*Task statement*
Your task is to gather the lines below that hold the string "Евро".

++++ Data records ++++

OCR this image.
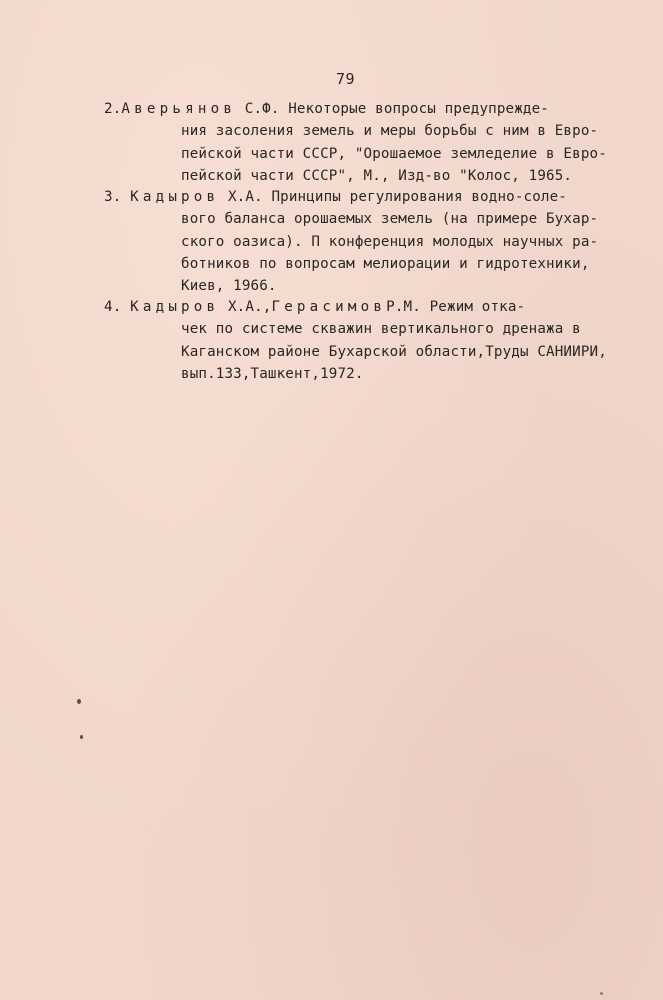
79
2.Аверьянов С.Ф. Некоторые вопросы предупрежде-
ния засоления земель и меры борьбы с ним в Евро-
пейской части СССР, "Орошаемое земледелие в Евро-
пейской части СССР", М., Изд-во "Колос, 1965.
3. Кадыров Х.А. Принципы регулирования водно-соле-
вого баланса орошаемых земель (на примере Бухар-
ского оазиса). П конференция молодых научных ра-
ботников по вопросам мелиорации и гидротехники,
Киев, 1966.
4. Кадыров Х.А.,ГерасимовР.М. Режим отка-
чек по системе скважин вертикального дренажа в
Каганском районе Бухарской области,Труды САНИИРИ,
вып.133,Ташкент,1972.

++++

*The response*
ния засоления земель и меры борьбы с ним в Евро-
пейской части СССР, "Орошаемое земледелие в Евро-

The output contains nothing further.